§ GIVEN TASK
Only the pictures stay out; every record is to be quoted exactly.

§ EXTRACTED INFORMATION
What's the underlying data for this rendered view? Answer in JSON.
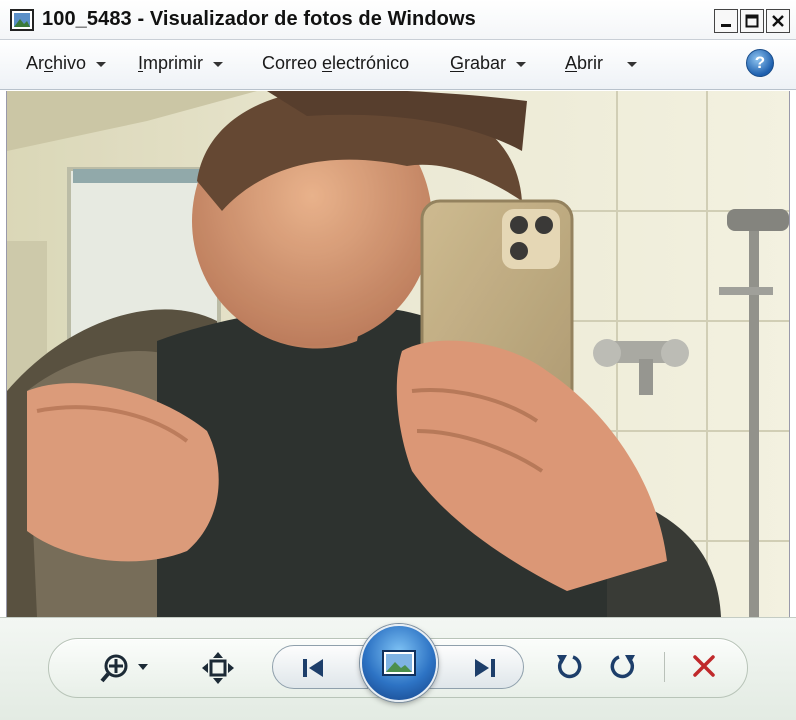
{
  "window": {
    "title": "100_5483 - Visualizador de fotos de Windows"
  },
  "menu": {
    "archivo": {
      "label_pre": "Ar",
      "mnemonic": "c",
      "label_post": "hivo"
    },
    "imprimir": {
      "mnemonic": "I",
      "label_post": "mprimir"
    },
    "correo": {
      "label_pre": "Correo ",
      "mnemonic": "e",
      "label_post": "lectrónico"
    },
    "grabar": {
      "mnemonic": "G",
      "label_post": "rabar"
    },
    "abrir": {
      "mnemonic": "A",
      "label_post": "brir"
    }
  },
  "icons": {
    "app": "photo-viewer-icon",
    "help": "help-icon",
    "zoom": "magnifier-plus-icon",
    "actual_size": "actual-size-icon",
    "previous": "previous-icon",
    "slideshow": "slideshow-icon",
    "next": "next-icon",
    "rotate_left": "rotate-counterclockwise-icon",
    "rotate_right": "rotate-clockwise-icon",
    "delete": "delete-icon"
  },
  "help_glyph": "?",
  "colors": {
    "accent_blue": "#2d73c4",
    "delete_red": "#c0292b"
  }
}
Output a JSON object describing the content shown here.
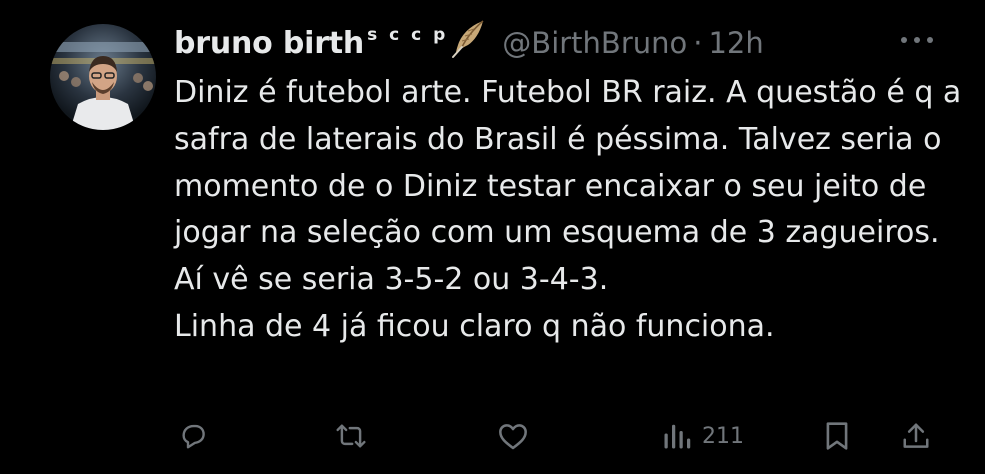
{
  "author": {
    "display_name": "bruno birth",
    "name_superscript": "s c c p",
    "handle": "@BirthBruno",
    "separator": "·",
    "timestamp": "12h",
    "avatar_icon": "profile-photo",
    "badge_icon": "feather-icon"
  },
  "tweet": {
    "text": "Diniz é futebol arte. Futebol BR raiz. A questão é q a safra de laterais do Brasil é péssima. Talvez seria o momento de o Diniz testar encaixar o seu jeito de jogar na seleção com um esquema de 3 zagueiros. Aí vê se seria 3-5-2 ou 3-4-3.\nLinha de 4 já ficou claro q não funciona."
  },
  "actions": {
    "reply_icon": "reply-icon",
    "retweet_icon": "retweet-icon",
    "like_icon": "heart-icon",
    "views_icon": "views-icon",
    "views_count": "211",
    "bookmark_icon": "bookmark-icon",
    "share_icon": "share-icon"
  },
  "menu": {
    "more_icon": "more-icon"
  },
  "colors": {
    "background": "#000000",
    "primary_text": "#e7e9ea",
    "secondary_text": "#71767b"
  }
}
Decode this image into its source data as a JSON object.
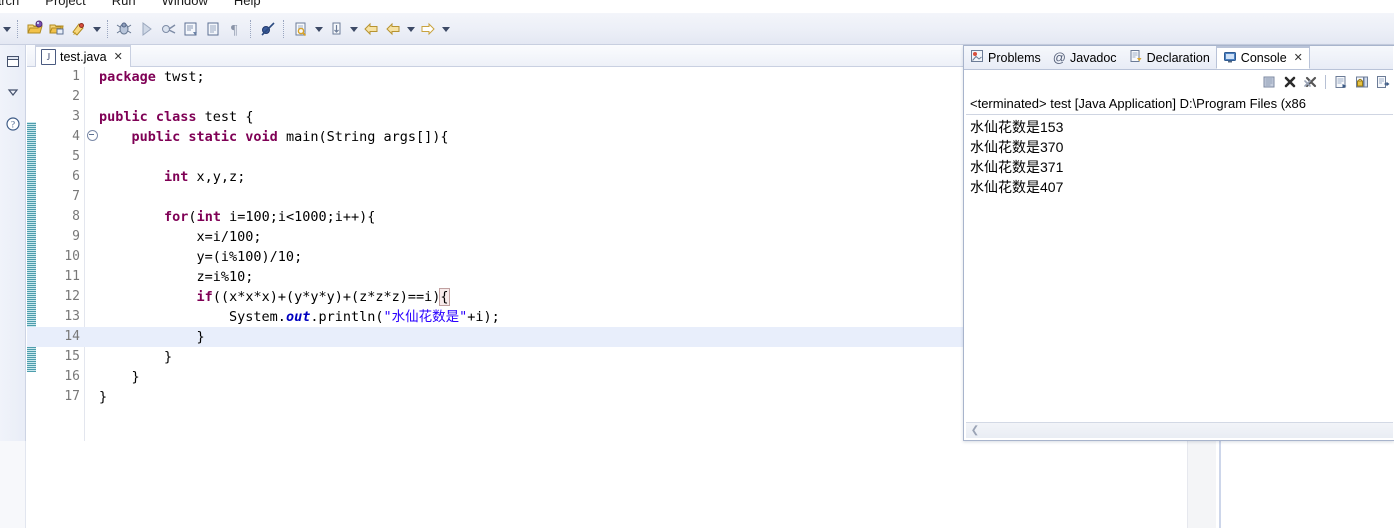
{
  "menu": {
    "items": [
      "arch",
      "Project",
      "Run",
      "Window",
      "Help"
    ]
  },
  "toolbar": {
    "icons": [
      "new-dropdown-caret-icon",
      "new-wizard-icon",
      "save-icon",
      "print-icon",
      "new-java-dropdown-caret-icon",
      "debug-icon",
      "run-icon",
      "external-tools-icon",
      "open-type-icon",
      "open-task-icon",
      "paragraph-mark-icon",
      "skip-breakpoints-icon",
      "search-icon",
      "search-dropdown-caret-icon",
      "next-annotation-icon",
      "annotation-dropdown-caret-icon",
      "back-icon",
      "forward-icon",
      "forward-dropdown-caret-icon",
      "next-edit-icon",
      "next-edit-dropdown-caret-icon"
    ]
  },
  "left_trim": {
    "icons": [
      "restore-view-icon",
      "minimize-chevron-icon",
      "help-question-icon"
    ]
  },
  "editor": {
    "tab": {
      "label": "test.java",
      "file_icon": "java-file-icon",
      "close_icon": "close-icon",
      "close_glyph": "✕"
    },
    "current_line": 14,
    "lines": [
      {
        "num": "1",
        "fold": "",
        "tokens": [
          {
            "t": "package",
            "c": "kw"
          },
          {
            "t": " twst;",
            "c": "plain"
          }
        ]
      },
      {
        "num": "2",
        "fold": "",
        "tokens": [
          {
            "t": "",
            "c": "plain"
          }
        ]
      },
      {
        "num": "3",
        "fold": "",
        "tokens": [
          {
            "t": "public class",
            "c": "kw"
          },
          {
            "t": " test {",
            "c": "plain"
          }
        ]
      },
      {
        "num": "4",
        "fold": "minus",
        "tokens": [
          {
            "t": "    ",
            "c": "plain"
          },
          {
            "t": "public static void",
            "c": "kw"
          },
          {
            "t": " main(String args[]){",
            "c": "plain"
          }
        ]
      },
      {
        "num": "5",
        "fold": "",
        "tokens": [
          {
            "t": "",
            "c": "plain"
          }
        ]
      },
      {
        "num": "6",
        "fold": "",
        "tokens": [
          {
            "t": "        ",
            "c": "plain"
          },
          {
            "t": "int",
            "c": "kw"
          },
          {
            "t": " x,y,z;",
            "c": "plain"
          }
        ]
      },
      {
        "num": "7",
        "fold": "",
        "tokens": [
          {
            "t": "",
            "c": "plain"
          }
        ]
      },
      {
        "num": "8",
        "fold": "",
        "tokens": [
          {
            "t": "        ",
            "c": "plain"
          },
          {
            "t": "for",
            "c": "kw"
          },
          {
            "t": "(",
            "c": "plain"
          },
          {
            "t": "int",
            "c": "kw"
          },
          {
            "t": " i=100;i<1000;i++){",
            "c": "plain"
          }
        ]
      },
      {
        "num": "9",
        "fold": "",
        "tokens": [
          {
            "t": "            x=i/100;",
            "c": "plain"
          }
        ]
      },
      {
        "num": "10",
        "fold": "",
        "tokens": [
          {
            "t": "            y=(i%100)/10;",
            "c": "plain"
          }
        ]
      },
      {
        "num": "11",
        "fold": "",
        "tokens": [
          {
            "t": "            z=i%10;",
            "c": "plain"
          }
        ]
      },
      {
        "num": "12",
        "fold": "",
        "tokens": [
          {
            "t": "            ",
            "c": "plain"
          },
          {
            "t": "if",
            "c": "kw"
          },
          {
            "t": "((x*x*x)+(y*y*y)+(z*z*z)==i)",
            "c": "plain"
          },
          {
            "t": "{",
            "c": "bracket-hl"
          }
        ]
      },
      {
        "num": "13",
        "fold": "",
        "tokens": [
          {
            "t": "                System.",
            "c": "plain"
          },
          {
            "t": "out",
            "c": "fld"
          },
          {
            "t": ".println(",
            "c": "plain"
          },
          {
            "t": "\"水仙花数是\"",
            "c": "str"
          },
          {
            "t": "+i);",
            "c": "plain"
          }
        ]
      },
      {
        "num": "14",
        "fold": "",
        "tokens": [
          {
            "t": "            }",
            "c": "plain"
          }
        ]
      },
      {
        "num": "15",
        "fold": "",
        "tokens": [
          {
            "t": "        }",
            "c": "plain"
          }
        ]
      },
      {
        "num": "16",
        "fold": "",
        "tokens": [
          {
            "t": "    }",
            "c": "plain"
          }
        ]
      },
      {
        "num": "17",
        "fold": "",
        "tokens": [
          {
            "t": "}",
            "c": "plain"
          }
        ]
      }
    ]
  },
  "console_view": {
    "tabs": [
      {
        "label": "Problems",
        "icon": "problems-icon",
        "active": false
      },
      {
        "label": "Javadoc",
        "icon": "at-sign-icon",
        "active": false
      },
      {
        "label": "Declaration",
        "icon": "declaration-icon",
        "active": false
      },
      {
        "label": "Console",
        "icon": "console-icon",
        "active": true
      }
    ],
    "active_tab_close_glyph": "✕",
    "toolbar_icons": [
      "clear-console-icon",
      "terminate-icon",
      "remove-all-terminated-icon",
      "scroll-lock-icon",
      "pin-console-icon",
      "display-selected-console-icon"
    ],
    "header": "<terminated> test [Java Application] D:\\Program Files (x86",
    "output": [
      "水仙花数是153",
      "水仙花数是370",
      "水仙花数是371",
      "水仙花数是407"
    ],
    "hscroll_left_glyph": "❮"
  }
}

§ THE RESULT
What's the underlying data for this rendered view? Answer in JSON.
{
  "window": {
    "title": "100_5483 - Visualizador de fotos de Windows"
  },
  "menu": {
    "archivo": {
      "label_pre": "Ar",
      "mnemonic": "c",
      "label_post": "hivo"
    },
    "imprimir": {
      "mnemonic": "I",
      "label_post": "mprimir"
    },
    "correo": {
      "label_pre": "Correo ",
      "mnemonic": "e",
      "label_post": "lectrónico"
    },
    "grabar": {
      "mnemonic": "G",
      "label_post": "rabar"
    },
    "abrir": {
      "mnemonic": "A",
      "label_post": "brir"
    }
  },
  "icons": {
    "app": "photo-viewer-icon",
    "help": "help-icon",
    "zoom": "magnifier-plus-icon",
    "actual_size": "actual-size-icon",
    "previous": "previous-icon",
    "slideshow": "slideshow-icon",
    "next": "next-icon",
    "rotate_left": "rotate-counterclockwise-icon",
    "rotate_right": "rotate-clockwise-icon",
    "delete": "delete-icon"
  },
  "help_glyph": "?",
  "colors": {
    "accent_blue": "#2d73c4",
    "delete_red": "#c0292b"
  }
}
Output a JSON object describing the content shown here.
{
  "author": {
    "display_name": "bruno birth",
    "name_superscript": "s c c p",
    "handle": "@BirthBruno",
    "separator": "·",
    "timestamp": "12h",
    "avatar_icon": "profile-photo",
    "badge_icon": "feather-icon"
  },
  "tweet": {
    "text": "Diniz é futebol arte. Futebol BR raiz. A questão é q a safra de laterais do Brasil é péssima. Talvez seria o momento de o Diniz testar encaixar o seu jeito de jogar na seleção com um esquema de 3 zagueiros. Aí vê se seria 3-5-2 ou 3-4-3.\nLinha de 4 já ficou claro q não funciona."
  },
  "actions": {
    "reply_icon": "reply-icon",
    "retweet_icon": "retweet-icon",
    "like_icon": "heart-icon",
    "views_icon": "views-icon",
    "views_count": "211",
    "bookmark_icon": "bookmark-icon",
    "share_icon": "share-icon"
  },
  "menu": {
    "more_icon": "more-icon"
  },
  "colors": {
    "background": "#000000",
    "primary_text": "#e7e9ea",
    "secondary_text": "#71767b"
  }
}
Decode this image into its source data as a JSON object.
{
  "menu": {
    "items": [
      "arch",
      "Project",
      "Run",
      "Window",
      "Help"
    ]
  },
  "toolbar": {
    "icons": [
      "new-dropdown-caret-icon",
      "new-wizard-icon",
      "save-icon",
      "print-icon",
      "new-java-dropdown-caret-icon",
      "debug-icon",
      "run-icon",
      "external-tools-icon",
      "open-type-icon",
      "open-task-icon",
      "paragraph-mark-icon",
      "skip-breakpoints-icon",
      "search-icon",
      "search-dropdown-caret-icon",
      "next-annotation-icon",
      "annotation-dropdown-caret-icon",
      "back-icon",
      "forward-icon",
      "forward-dropdown-caret-icon",
      "next-edit-icon",
      "next-edit-dropdown-caret-icon"
    ]
  },
  "left_trim": {
    "icons": [
      "restore-view-icon",
      "minimize-chevron-icon",
      "help-question-icon"
    ]
  },
  "editor": {
    "tab": {
      "label": "test.java",
      "file_icon": "java-file-icon",
      "close_icon": "close-icon",
      "close_glyph": "✕"
    },
    "current_line": 14,
    "lines": [
      {
        "num": "1",
        "fold": "",
        "tokens": [
          {
            "t": "package",
            "c": "kw"
          },
          {
            "t": " twst;",
            "c": "plain"
          }
        ]
      },
      {
        "num": "2",
        "fold": "",
        "tokens": [
          {
            "t": "",
            "c": "plain"
          }
        ]
      },
      {
        "num": "3",
        "fold": "",
        "tokens": [
          {
            "t": "public class",
            "c": "kw"
          },
          {
            "t": " test {",
            "c": "plain"
          }
        ]
      },
      {
        "num": "4",
        "fold": "minus",
        "tokens": [
          {
            "t": "    ",
            "c": "plain"
          },
          {
            "t": "public static void",
            "c": "kw"
          },
          {
            "t": " main(String args[]){",
            "c": "plain"
          }
        ]
      },
      {
        "num": "5",
        "fold": "",
        "tokens": [
          {
            "t": "",
            "c": "plain"
          }
        ]
      },
      {
        "num": "6",
        "fold": "",
        "tokens": [
          {
            "t": "        ",
            "c": "plain"
          },
          {
            "t": "int",
            "c": "kw"
          },
          {
            "t": " x,y,z;",
            "c": "plain"
          }
        ]
      },
      {
        "num": "7",
        "fold": "",
        "tokens": [
          {
            "t": "",
            "c": "plain"
          }
        ]
      },
      {
        "num": "8",
        "fold": "",
        "tokens": [
          {
            "t": "        ",
            "c": "plain"
          },
          {
            "t": "for",
            "c": "kw"
          },
          {
            "t": "(",
            "c": "plain"
          },
          {
            "t": "int",
            "c": "kw"
          },
          {
            "t": " i=100;i<1000;i++){",
            "c": "plain"
          }
        ]
      },
      {
        "num": "9",
        "fold": "",
        "tokens": [
          {
            "t": "            x=i/100;",
            "c": "plain"
          }
        ]
      },
      {
        "num": "10",
        "fold": "",
        "tokens": [
          {
            "t": "            y=(i%100)/10;",
            "c": "plain"
          }
        ]
      },
      {
        "num": "11",
        "fold": "",
        "tokens": [
          {
            "t": "            z=i%10;",
            "c": "plain"
          }
        ]
      },
      {
        "num": "12",
        "fold": "",
        "tokens": [
          {
            "t": "            ",
            "c": "plain"
          },
          {
            "t": "if",
            "c": "kw"
          },
          {
            "t": "((x*x*x)+(y*y*y)+(z*z*z)==i)",
            "c": "plain"
          },
          {
            "t": "{",
            "c": "bracket-hl"
          }
        ]
      },
      {
        "num": "13",
        "fold": "",
        "tokens": [
          {
            "t": "                System.",
            "c": "plain"
          },
          {
            "t": "out",
            "c": "fld"
          },
          {
            "t": ".println(",
            "c": "plain"
          },
          {
            "t": "\"水仙花数是\"",
            "c": "str"
          },
          {
            "t": "+i);",
            "c": "plain"
          }
        ]
      },
      {
        "num": "14",
        "fold": "",
        "tokens": [
          {
            "t": "            }",
            "c": "plain"
          }
        ]
      },
      {
        "num": "15",
        "fold": "",
        "tokens": [
          {
            "t": "        }",
            "c": "plain"
          }
        ]
      },
      {
        "num": "16",
        "fold": "",
        "tokens": [
          {
            "t": "    }",
            "c": "plain"
          }
        ]
      },
      {
        "num": "17",
        "fold": "",
        "tokens": [
          {
            "t": "}",
            "c": "plain"
          }
        ]
      }
    ]
  },
  "console_view": {
    "tabs": [
      {
        "label": "Problems",
        "icon": "problems-icon",
        "active": false
      },
      {
        "label": "Javadoc",
        "icon": "at-sign-icon",
        "active": false
      },
      {
        "label": "Declaration",
        "icon": "declaration-icon",
        "active": false
      },
      {
        "label": "Console",
        "icon": "console-icon",
        "active": true
      }
    ],
    "active_tab_close_glyph": "✕",
    "toolbar_icons": [
      "clear-console-icon",
      "terminate-icon",
      "remove-all-terminated-icon",
      "scroll-lock-icon",
      "pin-console-icon",
      "display-selected-console-icon"
    ],
    "header": "<terminated> test [Java Application] D:\\Program Files (x86",
    "output": [
      "水仙花数是153",
      "水仙花数是370",
      "水仙花数是371",
      "水仙花数是407"
    ],
    "hscroll_left_glyph": "❮"
  }
}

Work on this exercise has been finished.